-- Raw records start --

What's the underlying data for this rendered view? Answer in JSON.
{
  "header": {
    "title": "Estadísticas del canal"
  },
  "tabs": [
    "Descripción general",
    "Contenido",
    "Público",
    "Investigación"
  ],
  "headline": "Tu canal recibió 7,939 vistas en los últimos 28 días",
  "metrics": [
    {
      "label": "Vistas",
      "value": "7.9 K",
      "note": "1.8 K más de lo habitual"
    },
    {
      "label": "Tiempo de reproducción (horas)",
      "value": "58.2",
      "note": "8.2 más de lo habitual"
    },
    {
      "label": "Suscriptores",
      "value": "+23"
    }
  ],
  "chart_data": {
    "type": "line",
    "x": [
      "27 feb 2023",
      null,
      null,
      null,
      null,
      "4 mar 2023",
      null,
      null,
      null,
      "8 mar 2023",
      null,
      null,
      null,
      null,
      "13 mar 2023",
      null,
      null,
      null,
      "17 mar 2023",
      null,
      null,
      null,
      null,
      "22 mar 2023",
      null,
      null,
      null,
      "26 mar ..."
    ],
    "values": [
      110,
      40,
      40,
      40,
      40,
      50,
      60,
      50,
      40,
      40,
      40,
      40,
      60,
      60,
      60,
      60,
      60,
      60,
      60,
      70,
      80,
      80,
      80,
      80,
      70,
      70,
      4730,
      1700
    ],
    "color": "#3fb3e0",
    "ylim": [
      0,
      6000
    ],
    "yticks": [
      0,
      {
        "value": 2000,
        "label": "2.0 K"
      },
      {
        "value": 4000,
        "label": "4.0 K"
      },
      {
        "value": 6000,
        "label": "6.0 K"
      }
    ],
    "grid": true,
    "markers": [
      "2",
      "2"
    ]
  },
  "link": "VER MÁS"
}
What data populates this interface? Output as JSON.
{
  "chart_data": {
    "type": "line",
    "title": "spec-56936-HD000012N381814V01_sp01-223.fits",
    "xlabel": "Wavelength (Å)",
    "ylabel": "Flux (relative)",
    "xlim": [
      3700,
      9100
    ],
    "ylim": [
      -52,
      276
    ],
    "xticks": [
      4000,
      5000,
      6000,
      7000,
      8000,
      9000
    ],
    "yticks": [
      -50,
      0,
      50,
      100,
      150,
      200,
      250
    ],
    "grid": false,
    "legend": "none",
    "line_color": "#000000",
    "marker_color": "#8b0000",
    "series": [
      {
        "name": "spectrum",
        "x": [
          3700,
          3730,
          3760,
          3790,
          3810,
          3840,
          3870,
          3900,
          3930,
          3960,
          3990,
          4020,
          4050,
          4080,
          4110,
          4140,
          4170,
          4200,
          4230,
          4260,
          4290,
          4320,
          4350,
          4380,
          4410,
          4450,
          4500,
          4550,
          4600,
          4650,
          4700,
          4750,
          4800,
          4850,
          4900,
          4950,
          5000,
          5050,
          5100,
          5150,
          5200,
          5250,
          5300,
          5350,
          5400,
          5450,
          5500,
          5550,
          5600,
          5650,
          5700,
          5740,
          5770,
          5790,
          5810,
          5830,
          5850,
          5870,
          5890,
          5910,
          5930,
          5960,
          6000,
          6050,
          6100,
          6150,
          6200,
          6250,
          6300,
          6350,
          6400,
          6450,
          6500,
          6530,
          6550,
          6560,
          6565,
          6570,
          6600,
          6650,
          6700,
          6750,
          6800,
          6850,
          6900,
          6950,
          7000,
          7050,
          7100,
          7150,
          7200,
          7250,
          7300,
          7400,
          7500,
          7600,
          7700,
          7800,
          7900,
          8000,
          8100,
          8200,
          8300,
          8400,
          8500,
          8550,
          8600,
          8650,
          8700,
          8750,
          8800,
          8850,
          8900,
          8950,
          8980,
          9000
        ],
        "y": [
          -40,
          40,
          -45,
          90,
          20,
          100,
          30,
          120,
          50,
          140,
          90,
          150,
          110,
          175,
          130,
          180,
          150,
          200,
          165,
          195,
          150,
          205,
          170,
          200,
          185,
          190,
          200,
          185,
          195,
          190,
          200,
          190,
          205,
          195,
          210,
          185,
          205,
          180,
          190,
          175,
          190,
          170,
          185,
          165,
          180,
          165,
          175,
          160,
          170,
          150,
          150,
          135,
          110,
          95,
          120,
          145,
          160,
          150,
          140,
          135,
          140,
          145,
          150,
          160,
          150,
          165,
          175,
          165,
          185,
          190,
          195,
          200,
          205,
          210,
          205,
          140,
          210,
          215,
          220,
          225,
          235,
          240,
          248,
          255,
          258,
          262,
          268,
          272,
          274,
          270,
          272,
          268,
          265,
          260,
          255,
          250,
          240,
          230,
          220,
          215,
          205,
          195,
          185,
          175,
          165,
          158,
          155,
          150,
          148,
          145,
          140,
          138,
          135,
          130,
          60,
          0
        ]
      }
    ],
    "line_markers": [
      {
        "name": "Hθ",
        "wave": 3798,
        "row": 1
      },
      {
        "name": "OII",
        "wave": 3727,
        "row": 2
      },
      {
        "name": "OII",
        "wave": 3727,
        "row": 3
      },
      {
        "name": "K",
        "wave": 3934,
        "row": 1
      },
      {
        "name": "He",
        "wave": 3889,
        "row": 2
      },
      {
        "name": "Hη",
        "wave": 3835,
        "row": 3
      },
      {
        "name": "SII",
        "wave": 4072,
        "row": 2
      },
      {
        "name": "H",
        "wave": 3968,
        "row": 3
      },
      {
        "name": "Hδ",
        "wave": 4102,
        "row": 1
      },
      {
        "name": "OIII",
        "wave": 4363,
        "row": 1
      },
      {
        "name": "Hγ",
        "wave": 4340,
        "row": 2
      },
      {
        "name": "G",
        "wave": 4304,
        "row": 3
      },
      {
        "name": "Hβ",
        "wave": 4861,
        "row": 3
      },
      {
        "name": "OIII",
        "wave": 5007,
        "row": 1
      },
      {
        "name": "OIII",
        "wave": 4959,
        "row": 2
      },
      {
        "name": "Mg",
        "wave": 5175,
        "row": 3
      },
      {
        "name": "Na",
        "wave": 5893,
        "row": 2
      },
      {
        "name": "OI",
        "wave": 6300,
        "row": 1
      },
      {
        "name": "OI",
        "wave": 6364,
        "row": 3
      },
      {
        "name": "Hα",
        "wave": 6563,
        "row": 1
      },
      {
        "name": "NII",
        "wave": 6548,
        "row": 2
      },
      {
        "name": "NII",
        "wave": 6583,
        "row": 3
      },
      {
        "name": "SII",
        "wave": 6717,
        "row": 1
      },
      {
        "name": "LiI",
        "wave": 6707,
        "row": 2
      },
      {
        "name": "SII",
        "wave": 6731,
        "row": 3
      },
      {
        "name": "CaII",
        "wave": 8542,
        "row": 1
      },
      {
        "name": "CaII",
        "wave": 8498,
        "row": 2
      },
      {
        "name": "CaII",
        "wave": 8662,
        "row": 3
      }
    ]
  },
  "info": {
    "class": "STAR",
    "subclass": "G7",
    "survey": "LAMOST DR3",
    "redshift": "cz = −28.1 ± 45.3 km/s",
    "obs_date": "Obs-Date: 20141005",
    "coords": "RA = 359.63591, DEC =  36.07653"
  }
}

-- Raw records end --

* _Exercise_
Extract every line above exactly as it stands.

* _Result of this exercise_
What's the underlying data for this rendered view? Answer in JSON.
{
  "header": {
    "title": "Estadísticas del canal"
  },
  "tabs": [
    "Descripción general",
    "Contenido",
    "Público",
    "Investigación"
  ],
  "headline": "Tu canal recibió 7,939 vistas en los últimos 28 días",
  "metrics": [
    {
      "label": "Vistas",
      "value": "7.9 K",
      "note": "1.8 K más de lo habitual"
    },
    {
      "label": "Tiempo de reproducción (horas)",
      "value": "58.2",
      "note": "8.2 más de lo habitual"
    },
    {
      "label": "Suscriptores",
      "value": "+23"
    }
  ],
  "chart_data": {
    "type": "line",
    "x": [
      "27 feb 2023",
      null,
      null,
      null,
      null,
      "4 mar 2023",
      null,
      null,
      null,
      "8 mar 2023",
      null,
      null,
      null,
      null,
      "13 mar 2023",
      null,
      null,
      null,
      "17 mar 2023",
      null,
      null,
      null,
      null,
      "22 mar 2023",
      null,
      null,
      null,
      "26 mar ..."
    ],
    "values": [
      110,
      40,
      40,
      40,
      40,
      50,
      60,
      50,
      40,
      40,
      40,
      40,
      60,
      60,
      60,
      60,
      60,
      60,
      60,
      70,
      80,
      80,
      80,
      80,
      70,
      70,
      4730,
      1700
    ],
    "color": "#3fb3e0",
    "ylim": [
      0,
      6000
    ],
    "yticks": [
      0,
      {
        "value": 2000,
        "label": "2.0 K"
      },
      {
        "value": 4000,
        "label": "4.0 K"
      },
      {
        "value": 6000,
        "label": "6.0 K"
      }
    ],
    "grid": true,
    "markers": [
      "2",
      "2"
    ]
  },
  "link": "VER MÁS"
}
What data populates this interface? Output as JSON.
{
  "chart_data": {
    "type": "line",
    "title": "spec-56936-HD000012N381814V01_sp01-223.fits",
    "xlabel": "Wavelength (Å)",
    "ylabel": "Flux (relative)",
    "xlim": [
      3700,
      9100
    ],
    "ylim": [
      -52,
      276
    ],
    "xticks": [
      4000,
      5000,
      6000,
      7000,
      8000,
      9000
    ],
    "yticks": [
      -50,
      0,
      50,
      100,
      150,
      200,
      250
    ],
    "grid": false,
    "legend": "none",
    "line_color": "#000000",
    "marker_color": "#8b0000",
    "series": [
      {
        "name": "spectrum",
        "x": [
          3700,
          3730,
          3760,
          3790,
          3810,
          3840,
          3870,
          3900,
          3930,
          3960,
          3990,
          4020,
          4050,
          4080,
          4110,
          4140,
          4170,
          4200,
          4230,
          4260,
          4290,
          4320,
          4350,
          4380,
          4410,
          4450,
          4500,
          4550,
          4600,
          4650,
          4700,
          4750,
          4800,
          4850,
          4900,
          4950,
          5000,
          5050,
          5100,
          5150,
          5200,
          5250,
          5300,
          5350,
          5400,
          5450,
          5500,
          5550,
          5600,
          5650,
          5700,
          5740,
          5770,
          5790,
          5810,
          5830,
          5850,
          5870,
          5890,
          5910,
          5930,
          5960,
          6000,
          6050,
          6100,
          6150,
          6200,
          6250,
          6300,
          6350,
          6400,
          6450,
          6500,
          6530,
          6550,
          6560,
          6565,
          6570,
          6600,
          6650,
          6700,
          6750,
          6800,
          6850,
          6900,
          6950,
          7000,
          7050,
          7100,
          7150,
          7200,
          7250,
          7300,
          7400,
          7500,
          7600,
          7700,
          7800,
          7900,
          8000,
          8100,
          8200,
          8300,
          8400,
          8500,
          8550,
          8600,
          8650,
          8700,
          8750,
          8800,
          8850,
          8900,
          8950,
          8980,
          9000
        ],
        "y": [
          -40,
          40,
          -45,
          90,
          20,
          100,
          30,
          120,
          50,
          140,
          90,
          150,
          110,
          175,
          130,
          180,
          150,
          200,
          165,
          195,
          150,
          205,
          170,
          200,
          185,
          190,
          200,
          185,
          195,
          190,
          200,
          190,
          205,
          195,
          210,
          185,
          205,
          180,
          190,
          175,
          190,
          170,
          185,
          165,
          180,
          165,
          175,
          160,
          170,
          150,
          150,
          135,
          110,
          95,
          120,
          145,
          160,
          150,
          140,
          135,
          140,
          145,
          150,
          160,
          150,
          165,
          175,
          165,
          185,
          190,
          195,
          200,
          205,
          210,
          205,
          140,
          210,
          215,
          220,
          225,
          235,
          240,
          248,
          255,
          258,
          262,
          268,
          272,
          274,
          270,
          272,
          268,
          265,
          260,
          255,
          250,
          240,
          230,
          220,
          215,
          205,
          195,
          185,
          175,
          165,
          158,
          155,
          150,
          148,
          145,
          140,
          138,
          135,
          130,
          60,
          0
        ]
      }
    ],
    "line_markers": [
      {
        "name": "Hθ",
        "wave": 3798,
        "row": 1
      },
      {
        "name": "OII",
        "wave": 3727,
        "row": 2
      },
      {
        "name": "OII",
        "wave": 3727,
        "row": 3
      },
      {
        "name": "K",
        "wave": 3934,
        "row": 1
      },
      {
        "name": "He",
        "wave": 3889,
        "row": 2
      },
      {
        "name": "Hη",
        "wave": 3835,
        "row": 3
      },
      {
        "name": "SII",
        "wave": 4072,
        "row": 2
      },
      {
        "name": "H",
        "wave": 3968,
        "row": 3
      },
      {
        "name": "Hδ",
        "wave": 4102,
        "row": 1
      },
      {
        "name": "OIII",
        "wave": 4363,
        "row": 1
      },
      {
        "name": "Hγ",
        "wave": 4340,
        "row": 2
      },
      {
        "name": "G",
        "wave": 4304,
        "row": 3
      },
      {
        "name": "Hβ",
        "wave": 4861,
        "row": 3
      },
      {
        "name": "OIII",
        "wave": 5007,
        "row": 1
      },
      {
        "name": "OIII",
        "wave": 4959,
        "row": 2
      },
      {
        "name": "Mg",
        "wave": 5175,
        "row": 3
      },
      {
        "name": "Na",
        "wave": 5893,
        "row": 2
      },
      {
        "name": "OI",
        "wave": 6300,
        "row": 1
      },
      {
        "name": "OI",
        "wave": 6364,
        "row": 3
      },
      {
        "name": "Hα",
        "wave": 6563,
        "row": 1
      },
      {
        "name": "NII",
        "wave": 6548,
        "row": 2
      },
      {
        "name": "NII",
        "wave": 6583,
        "row": 3
      },
      {
        "name": "SII",
        "wave": 6717,
        "row": 1
      },
      {
        "name": "LiI",
        "wave": 6707,
        "row": 2
      },
      {
        "name": "SII",
        "wave": 6731,
        "row": 3
      },
      {
        "name": "CaII",
        "wave": 8542,
        "row": 1
      },
      {
        "name": "CaII",
        "wave": 8498,
        "row": 2
      },
      {
        "name": "CaII",
        "wave": 8662,
        "row": 3
      }
    ]
  },
  "info": {
    "class": "STAR",
    "subclass": "G7",
    "survey": "LAMOST DR3",
    "redshift": "cz = −28.1 ± 45.3 km/s",
    "obs_date": "Obs-Date: 20141005",
    "coords": "RA = 359.63591, DEC =  36.07653"
  }
}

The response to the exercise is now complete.